=== Short exercise ===
Output the material word for word. Leave each picture out.
* start Records shown *
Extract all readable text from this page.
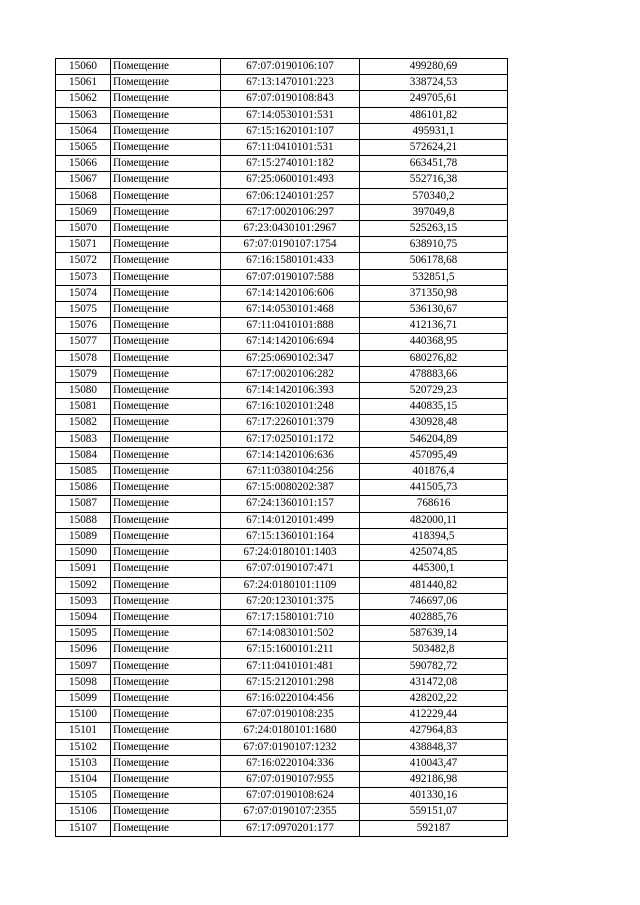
15060	Помещение	67:07:0190106:107	499280,69
15061	Помещение	67:13:1470101:223	338724,53
15062	Помещение	67:07:0190108:843	249705,61
15063	Помещение	67:14:0530101:531	486101,82
15064	Помещение	67:15:1620101:107	495931,1
15065	Помещение	67:11:0410101:531	572624,21
15066	Помещение	67:15:2740101:182	663451,78
15067	Помещение	67:25:0600101:493	552716,38
15068	Помещение	67:06:1240101:257	570340,2
15069	Помещение	67:17:0020106:297	397049,8
15070	Помещение	67:23:0430101:2967	525263,15
15071	Помещение	67:07:0190107:1754	638910,75
15072	Помещение	67:16:1580101:433	506178,68
15073	Помещение	67:07:0190107:588	532851,5
15074	Помещение	67:14:1420106:606	371350,98
15075	Помещение	67:14:0530101:468	536130,67
15076	Помещение	67:11:0410101:888	412136,71
15077	Помещение	67:14:1420106:694	440368,95
15078	Помещение	67:25:0690102:347	680276,82
15079	Помещение	67:17:0020106:282	478883,66
15080	Помещение	67:14:1420106:393	520729,23
15081	Помещение	67:16:1020101:248	440835,15
15082	Помещение	67:17:2260101:379	430928,48
15083	Помещение	67:17:0250101:172	546204,89
15084	Помещение	67:14:1420106:636	457095,49
15085	Помещение	67:11:0380104:256	401876,4
15086	Помещение	67:15:0080202:387	441505,73
15087	Помещение	67:24:1360101:157	768616
15088	Помещение	67:14:0120101:499	482000,11
15089	Помещение	67:15:1360101:164	418394,5
15090	Помещение	67:24:0180101:1403	425074,85
15091	Помещение	67:07:0190107:471	445300,1
15092	Помещение	67:24:0180101:1109	481440,82
15093	Помещение	67:20:1230101:375	746697,06
15094	Помещение	67:17:1580101:710	402885,76
15095	Помещение	67:14:0830101:502	587639,14
15096	Помещение	67:15:1600101:211	503482,8
15097	Помещение	67:11:0410101:481	590782,72
15098	Помещение	67:15:2120101:298	431472,08
15099	Помещение	67:16:0220104:456	428202,22
15100	Помещение	67:07:0190108:235	412229,44
15101	Помещение	67:24:0180101:1680	427964,83
15102	Помещение	67:07:0190107:1232	438848,37
15103	Помещение	67:16:0220104:336	410043,47
15104	Помещение	67:07:0190107:955	492186,98
15105	Помещение	67:07:0190108:624	401330,16
15106	Помещение	67:07:0190107:2355	559151,07
15107	Помещение	67:17:0970201:177	592187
* end Records shown *
=== Answer below ===
Extract all readable text from this page.
15060	Помещение	67:07:0190106:107	499280,69
15061	Помещение	67:13:1470101:223	338724,53
15062	Помещение	67:07:0190108:843	249705,61
15063	Помещение	67:14:0530101:531	486101,82
15064	Помещение	67:15:1620101:107	495931,1
15065	Помещение	67:11:0410101:531	572624,21
15066	Помещение	67:15:2740101:182	663451,78
15067	Помещение	67:25:0600101:493	552716,38
15068	Помещение	67:06:1240101:257	570340,2
15069	Помещение	67:17:0020106:297	397049,8
15070	Помещение	67:23:0430101:2967	525263,15
15071	Помещение	67:07:0190107:1754	638910,75
15072	Помещение	67:16:1580101:433	506178,68
15073	Помещение	67:07:0190107:588	532851,5
15074	Помещение	67:14:1420106:606	371350,98
15075	Помещение	67:14:0530101:468	536130,67
15076	Помещение	67:11:0410101:888	412136,71
15077	Помещение	67:14:1420106:694	440368,95
15078	Помещение	67:25:0690102:347	680276,82
15079	Помещение	67:17:0020106:282	478883,66
15080	Помещение	67:14:1420106:393	520729,23
15081	Помещение	67:16:1020101:248	440835,15
15082	Помещение	67:17:2260101:379	430928,48
15083	Помещение	67:17:0250101:172	546204,89
15084	Помещение	67:14:1420106:636	457095,49
15085	Помещение	67:11:0380104:256	401876,4
15086	Помещение	67:15:0080202:387	441505,73
15087	Помещение	67:24:1360101:157	768616
15088	Помещение	67:14:0120101:499	482000,11
15089	Помещение	67:15:1360101:164	418394,5
15090	Помещение	67:24:0180101:1403	425074,85
15091	Помещение	67:07:0190107:471	445300,1
15092	Помещение	67:24:0180101:1109	481440,82
15093	Помещение	67:20:1230101:375	746697,06
15094	Помещение	67:17:1580101:710	402885,76
15095	Помещение	67:14:0830101:502	587639,14
15096	Помещение	67:15:1600101:211	503482,8
15097	Помещение	67:11:0410101:481	590782,72
15098	Помещение	67:15:2120101:298	431472,08
15099	Помещение	67:16:0220104:456	428202,22
15100	Помещение	67:07:0190108:235	412229,44
15101	Помещение	67:24:0180101:1680	427964,83
15102	Помещение	67:07:0190107:1232	438848,37
15103	Помещение	67:16:0220104:336	410043,47
15104	Помещение	67:07:0190107:955	492186,98
15105	Помещение	67:07:0190108:624	401330,16
15106	Помещение	67:07:0190107:2355	559151,07
15107	Помещение	67:17:0970201:177	592187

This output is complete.